§ **Written instruction**: Provide an exact transcription of all the records.
[START Dataset]
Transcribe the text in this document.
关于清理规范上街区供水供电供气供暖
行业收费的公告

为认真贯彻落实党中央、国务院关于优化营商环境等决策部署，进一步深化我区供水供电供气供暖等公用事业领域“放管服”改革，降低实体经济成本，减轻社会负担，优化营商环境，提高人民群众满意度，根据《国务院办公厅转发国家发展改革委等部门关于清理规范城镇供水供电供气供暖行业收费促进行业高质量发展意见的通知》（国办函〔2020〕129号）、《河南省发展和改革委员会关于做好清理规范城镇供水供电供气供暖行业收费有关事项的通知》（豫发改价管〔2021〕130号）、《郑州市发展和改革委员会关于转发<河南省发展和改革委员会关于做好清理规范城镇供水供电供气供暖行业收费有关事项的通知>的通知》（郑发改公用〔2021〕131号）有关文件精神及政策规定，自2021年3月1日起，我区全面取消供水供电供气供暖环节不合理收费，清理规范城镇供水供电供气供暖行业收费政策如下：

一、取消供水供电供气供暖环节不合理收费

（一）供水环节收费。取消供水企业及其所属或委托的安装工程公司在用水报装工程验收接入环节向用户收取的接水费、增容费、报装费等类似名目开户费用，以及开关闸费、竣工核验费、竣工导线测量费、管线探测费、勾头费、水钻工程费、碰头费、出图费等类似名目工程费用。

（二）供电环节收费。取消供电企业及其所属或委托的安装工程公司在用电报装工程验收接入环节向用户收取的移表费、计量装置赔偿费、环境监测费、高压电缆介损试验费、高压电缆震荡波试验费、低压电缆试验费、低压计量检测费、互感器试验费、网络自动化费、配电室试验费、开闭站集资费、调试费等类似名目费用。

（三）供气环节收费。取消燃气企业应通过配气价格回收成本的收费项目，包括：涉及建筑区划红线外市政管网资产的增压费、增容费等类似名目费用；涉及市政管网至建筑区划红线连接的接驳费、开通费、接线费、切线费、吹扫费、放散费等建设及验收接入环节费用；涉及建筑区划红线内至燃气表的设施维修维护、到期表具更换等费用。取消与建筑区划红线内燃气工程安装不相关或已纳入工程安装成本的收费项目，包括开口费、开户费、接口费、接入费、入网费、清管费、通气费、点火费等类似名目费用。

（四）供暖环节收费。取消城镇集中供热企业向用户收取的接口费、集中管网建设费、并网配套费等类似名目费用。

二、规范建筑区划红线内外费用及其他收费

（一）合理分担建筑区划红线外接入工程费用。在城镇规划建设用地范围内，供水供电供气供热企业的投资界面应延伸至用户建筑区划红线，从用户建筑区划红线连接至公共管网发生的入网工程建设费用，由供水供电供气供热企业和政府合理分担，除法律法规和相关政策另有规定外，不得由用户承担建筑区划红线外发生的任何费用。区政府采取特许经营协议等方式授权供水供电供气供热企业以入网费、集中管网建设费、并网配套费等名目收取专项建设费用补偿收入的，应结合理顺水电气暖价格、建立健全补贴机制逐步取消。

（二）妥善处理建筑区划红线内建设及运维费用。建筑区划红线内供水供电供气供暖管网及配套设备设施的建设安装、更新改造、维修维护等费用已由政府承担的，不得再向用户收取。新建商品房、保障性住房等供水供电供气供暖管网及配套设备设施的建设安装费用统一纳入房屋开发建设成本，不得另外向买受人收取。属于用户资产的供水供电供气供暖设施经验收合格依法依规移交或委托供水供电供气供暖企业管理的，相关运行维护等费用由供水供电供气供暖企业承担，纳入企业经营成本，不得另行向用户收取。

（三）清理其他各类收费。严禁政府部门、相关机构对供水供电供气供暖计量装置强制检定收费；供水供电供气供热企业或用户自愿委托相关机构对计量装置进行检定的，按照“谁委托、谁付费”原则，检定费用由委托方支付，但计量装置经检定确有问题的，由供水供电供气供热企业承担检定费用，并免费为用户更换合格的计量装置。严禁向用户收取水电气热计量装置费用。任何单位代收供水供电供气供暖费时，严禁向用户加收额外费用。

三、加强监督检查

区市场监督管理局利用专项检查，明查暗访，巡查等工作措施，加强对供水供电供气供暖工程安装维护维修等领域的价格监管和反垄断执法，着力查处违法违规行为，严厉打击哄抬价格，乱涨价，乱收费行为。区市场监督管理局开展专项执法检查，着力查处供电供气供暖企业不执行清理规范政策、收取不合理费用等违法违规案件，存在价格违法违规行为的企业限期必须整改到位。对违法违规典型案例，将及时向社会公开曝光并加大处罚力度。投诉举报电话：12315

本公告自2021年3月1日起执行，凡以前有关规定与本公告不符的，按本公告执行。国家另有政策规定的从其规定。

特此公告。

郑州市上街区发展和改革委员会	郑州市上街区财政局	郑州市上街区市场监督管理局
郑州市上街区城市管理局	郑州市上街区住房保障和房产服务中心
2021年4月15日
[END Dataset]
§ **Exercise output**:
Transcribe the text in this document.
关于清理规范上街区供水供电供气供暖
行业收费的公告

为认真贯彻落实党中央、国务院关于优化营商环境等决策部署，进一步深化我区供水供电供气供暖等公用事业领域“放管服”改革，降低实体经济成本，减轻社会负担，优化营商环境，提高人民群众满意度，根据《国务院办公厅转发国家发展改革委等部门关于清理规范城镇供水供电供气供暖行业收费促进行业高质量发展意见的通知》（国办函〔2020〕129号）、《河南省发展和改革委员会关于做好清理规范城镇供水供电供气供暖行业收费有关事项的通知》（豫发改价管〔2021〕130号）、《郑州市发展和改革委员会关于转发<河南省发展和改革委员会关于做好清理规范城镇供水供电供气供暖行业收费有关事项的通知>的通知》（郑发改公用〔2021〕131号）有关文件精神及政策规定，自2021年3月1日起，我区全面取消供水供电供气供暖环节不合理收费，清理规范城镇供水供电供气供暖行业收费政策如下：

一、取消供水供电供气供暖环节不合理收费

（一）供水环节收费。取消供水企业及其所属或委托的安装工程公司在用水报装工程验收接入环节向用户收取的接水费、增容费、报装费等类似名目开户费用，以及开关闸费、竣工核验费、竣工导线测量费、管线探测费、勾头费、水钻工程费、碰头费、出图费等类似名目工程费用。

（二）供电环节收费。取消供电企业及其所属或委托的安装工程公司在用电报装工程验收接入环节向用户收取的移表费、计量装置赔偿费、环境监测费、高压电缆介损试验费、高压电缆震荡波试验费、低压电缆试验费、低压计量检测费、互感器试验费、网络自动化费、配电室试验费、开闭站集资费、调试费等类似名目费用。

（三）供气环节收费。取消燃气企业应通过配气价格回收成本的收费项目，包括：涉及建筑区划红线外市政管网资产的增压费、增容费等类似名目费用；涉及市政管网至建筑区划红线连接的接驳费、开通费、接线费、切线费、吹扫费、放散费等建设及验收接入环节费用；涉及建筑区划红线内至燃气表的设施维修维护、到期表具更换等费用。取消与建筑区划红线内燃气工程安装不相关或已纳入工程安装成本的收费项目，包括开口费、开户费、接口费、接入费、入网费、清管费、通气费、点火费等类似名目费用。

（四）供暖环节收费。取消城镇集中供热企业向用户收取的接口费、集中管网建设费、并网配套费等类似名目费用。

二、规范建筑区划红线内外费用及其他收费

（一）合理分担建筑区划红线外接入工程费用。在城镇规划建设用地范围内，供水供电供气供热企业的投资界面应延伸至用户建筑区划红线，从用户建筑区划红线连接至公共管网发生的入网工程建设费用，由供水供电供气供热企业和政府合理分担，除法律法规和相关政策另有规定外，不得由用户承担建筑区划红线外发生的任何费用。区政府采取特许经营协议等方式授权供水供电供气供热企业以入网费、集中管网建设费、并网配套费等名目收取专项建设费用补偿收入的，应结合理顺水电气暖价格、建立健全补贴机制逐步取消。

（二）妥善处理建筑区划红线内建设及运维费用。建筑区划红线内供水供电供气供暖管网及配套设备设施的建设安装、更新改造、维修维护等费用已由政府承担的，不得再向用户收取。新建商品房、保障性住房等供水供电供气供暖管网及配套设备设施的建设安装费用统一纳入房屋开发建设成本，不得另外向买受人收取。属于用户资产的供水供电供气供暖设施经验收合格依法依规移交或委托供水供电供气供暖企业管理的，相关运行维护等费用由供水供电供气供暖企业承担，纳入企业经营成本，不得另行向用户收取。

（三）清理其他各类收费。严禁政府部门、相关机构对供水供电供气供暖计量装置强制检定收费；供水供电供气供热企业或用户自愿委托相关机构对计量装置进行检定的，按照“谁委托、谁付费”原则，检定费用由委托方支付，但计量装置经检定确有问题的，由供水供电供气供热企业承担检定费用，并免费为用户更换合格的计量装置。严禁向用户收取水电气热计量装置费用。任何单位代收供水供电供气供暖费时，严禁向用户加收额外费用。

三、加强监督检查

区市场监督管理局利用专项检查，明查暗访，巡查等工作措施，加强对供水供电供气供暖工程安装维护维修等领域的价格监管和反垄断执法，着力查处违法违规行为，严厉打击哄抬价格，乱涨价，乱收费行为。区市场监督管理局开展专项执法检查，着力查处供电供气供暖企业不执行清理规范政策、收取不合理费用等违法违规案件，存在价格违法违规行为的企业限期必须整改到位。对违法违规典型案例，将及时向社会公开曝光并加大处罚力度。投诉举报电话：12315

本公告自2021年3月1日起执行，凡以前有关规定与本公告不符的，按本公告执行。国家另有政策规定的从其规定。

特此公告。

郑州市上街区发展和改革委员会	郑州市上街区财政局	郑州市上街区市场监督管理局
郑州市上街区城市管理局	郑州市上街区住房保障和房产服务中心
2021年4月15日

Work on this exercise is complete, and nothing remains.